• _Given instruction_: All of the records listed below should be retyped exactly.

• _Data for the task_:
.....
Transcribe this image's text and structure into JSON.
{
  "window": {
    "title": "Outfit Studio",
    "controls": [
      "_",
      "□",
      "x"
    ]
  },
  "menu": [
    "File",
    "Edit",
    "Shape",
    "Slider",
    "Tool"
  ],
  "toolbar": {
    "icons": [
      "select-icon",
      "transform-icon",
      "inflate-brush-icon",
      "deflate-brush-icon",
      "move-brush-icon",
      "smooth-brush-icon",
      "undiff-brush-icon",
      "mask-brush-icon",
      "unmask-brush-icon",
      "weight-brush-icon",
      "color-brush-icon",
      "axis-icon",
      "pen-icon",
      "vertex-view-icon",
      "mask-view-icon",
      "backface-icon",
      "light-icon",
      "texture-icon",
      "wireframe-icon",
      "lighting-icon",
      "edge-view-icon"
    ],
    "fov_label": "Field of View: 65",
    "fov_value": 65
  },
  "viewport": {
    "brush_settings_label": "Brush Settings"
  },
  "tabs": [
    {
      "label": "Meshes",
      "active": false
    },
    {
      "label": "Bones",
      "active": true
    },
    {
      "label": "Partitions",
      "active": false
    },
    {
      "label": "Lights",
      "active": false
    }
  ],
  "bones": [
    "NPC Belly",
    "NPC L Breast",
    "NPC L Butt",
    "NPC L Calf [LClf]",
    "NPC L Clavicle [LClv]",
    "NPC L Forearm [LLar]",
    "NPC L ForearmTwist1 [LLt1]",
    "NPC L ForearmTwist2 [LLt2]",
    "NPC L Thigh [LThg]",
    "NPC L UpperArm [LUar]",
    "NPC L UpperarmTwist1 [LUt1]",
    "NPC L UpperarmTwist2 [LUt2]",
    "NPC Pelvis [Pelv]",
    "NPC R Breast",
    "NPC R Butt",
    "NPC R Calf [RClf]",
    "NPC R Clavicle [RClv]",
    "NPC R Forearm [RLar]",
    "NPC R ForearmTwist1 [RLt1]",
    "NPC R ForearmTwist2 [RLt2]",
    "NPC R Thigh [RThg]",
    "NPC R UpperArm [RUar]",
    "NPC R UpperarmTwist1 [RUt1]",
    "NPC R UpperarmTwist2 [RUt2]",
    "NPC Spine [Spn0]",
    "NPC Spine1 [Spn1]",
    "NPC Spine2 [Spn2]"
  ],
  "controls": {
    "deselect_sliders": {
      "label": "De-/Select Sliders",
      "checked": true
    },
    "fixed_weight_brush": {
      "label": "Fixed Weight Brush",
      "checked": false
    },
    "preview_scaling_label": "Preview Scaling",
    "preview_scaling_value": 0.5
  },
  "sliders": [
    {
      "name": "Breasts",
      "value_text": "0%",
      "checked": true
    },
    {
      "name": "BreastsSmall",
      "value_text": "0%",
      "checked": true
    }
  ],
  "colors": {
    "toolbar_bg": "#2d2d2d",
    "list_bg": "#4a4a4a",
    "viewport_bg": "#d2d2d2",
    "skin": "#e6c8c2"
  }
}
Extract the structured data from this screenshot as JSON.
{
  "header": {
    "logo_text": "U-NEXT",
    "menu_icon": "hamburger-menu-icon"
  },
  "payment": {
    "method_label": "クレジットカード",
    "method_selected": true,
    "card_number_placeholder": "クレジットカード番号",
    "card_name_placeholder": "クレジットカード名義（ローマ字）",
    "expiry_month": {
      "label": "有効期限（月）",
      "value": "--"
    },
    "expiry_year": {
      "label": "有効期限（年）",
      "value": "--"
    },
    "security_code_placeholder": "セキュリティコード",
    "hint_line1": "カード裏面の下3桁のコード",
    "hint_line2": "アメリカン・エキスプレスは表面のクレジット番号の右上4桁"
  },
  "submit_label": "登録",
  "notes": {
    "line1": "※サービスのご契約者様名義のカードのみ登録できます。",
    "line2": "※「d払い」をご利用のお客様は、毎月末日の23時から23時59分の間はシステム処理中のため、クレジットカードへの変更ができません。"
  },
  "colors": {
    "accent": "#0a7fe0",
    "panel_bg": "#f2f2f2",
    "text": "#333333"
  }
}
.....
• _Task solution_:
Transcribe this image's text and structure into JSON.
{
  "window": {
    "title": "Outfit Studio",
    "controls": [
      "_",
      "□",
      "x"
    ]
  },
  "menu": [
    "File",
    "Edit",
    "Shape",
    "Slider",
    "Tool"
  ],
  "toolbar": {
    "icons": [
      "select-icon",
      "transform-icon",
      "inflate-brush-icon",
      "deflate-brush-icon",
      "move-brush-icon",
      "smooth-brush-icon",
      "undiff-brush-icon",
      "mask-brush-icon",
      "unmask-brush-icon",
      "weight-brush-icon",
      "color-brush-icon",
      "axis-icon",
      "pen-icon",
      "vertex-view-icon",
      "mask-view-icon",
      "backface-icon",
      "light-icon",
      "texture-icon",
      "wireframe-icon",
      "lighting-icon",
      "edge-view-icon"
    ],
    "fov_label": "Field of View: 65",
    "fov_value": 65
  },
  "viewport": {
    "brush_settings_label": "Brush Settings"
  },
  "tabs": [
    {
      "label": "Meshes",
      "active": false
    },
    {
      "label": "Bones",
      "active": true
    },
    {
      "label": "Partitions",
      "active": false
    },
    {
      "label": "Lights",
      "active": false
    }
  ],
  "bones": [
    "NPC Belly",
    "NPC L Breast",
    "NPC L Butt",
    "NPC L Calf [LClf]",
    "NPC L Clavicle [LClv]",
    "NPC L Forearm [LLar]",
    "NPC L ForearmTwist1 [LLt1]",
    "NPC L ForearmTwist2 [LLt2]",
    "NPC L Thigh [LThg]",
    "NPC L UpperArm [LUar]",
    "NPC L UpperarmTwist1 [LUt1]",
    "NPC L UpperarmTwist2 [LUt2]",
    "NPC Pelvis [Pelv]",
    "NPC R Breast",
    "NPC R Butt",
    "NPC R Calf [RClf]",
    "NPC R Clavicle [RClv]",
    "NPC R Forearm [RLar]",
    "NPC R ForearmTwist1 [RLt1]",
    "NPC R ForearmTwist2 [RLt2]",
    "NPC R Thigh [RThg]",
    "NPC R UpperArm [RUar]",
    "NPC R UpperarmTwist1 [RUt1]",
    "NPC R UpperarmTwist2 [RUt2]",
    "NPC Spine [Spn0]",
    "NPC Spine1 [Spn1]",
    "NPC Spine2 [Spn2]"
  ],
  "controls": {
    "deselect_sliders": {
      "label": "De-/Select Sliders",
      "checked": true
    },
    "fixed_weight_brush": {
      "label": "Fixed Weight Brush",
      "checked": false
    },
    "preview_scaling_label": "Preview Scaling",
    "preview_scaling_value": 0.5
  },
  "sliders": [
    {
      "name": "Breasts",
      "value_text": "0%",
      "checked": true
    },
    {
      "name": "BreastsSmall",
      "value_text": "0%",
      "checked": true
    }
  ],
  "colors": {
    "toolbar_bg": "#2d2d2d",
    "list_bg": "#4a4a4a",
    "viewport_bg": "#d2d2d2",
    "skin": "#e6c8c2"
  }
}
Extract the structured data from this screenshot as JSON.
{
  "header": {
    "logo_text": "U-NEXT",
    "menu_icon": "hamburger-menu-icon"
  },
  "payment": {
    "method_label": "クレジットカード",
    "method_selected": true,
    "card_number_placeholder": "クレジットカード番号",
    "card_name_placeholder": "クレジットカード名義（ローマ字）",
    "expiry_month": {
      "label": "有効期限（月）",
      "value": "--"
    },
    "expiry_year": {
      "label": "有効期限（年）",
      "value": "--"
    },
    "security_code_placeholder": "セキュリティコード",
    "hint_line1": "カード裏面の下3桁のコード",
    "hint_line2": "アメリカン・エキスプレスは表面のクレジット番号の右上4桁"
  },
  "submit_label": "登録",
  "notes": {
    "line1": "※サービスのご契約者様名義のカードのみ登録できます。",
    "line2": "※「d払い」をご利用のお客様は、毎月末日の23時から23時59分の間はシステム処理中のため、クレジットカードへの変更ができません。"
  },
  "colors": {
    "accent": "#0a7fe0",
    "panel_bg": "#f2f2f2",
    "text": "#333333"
  }
}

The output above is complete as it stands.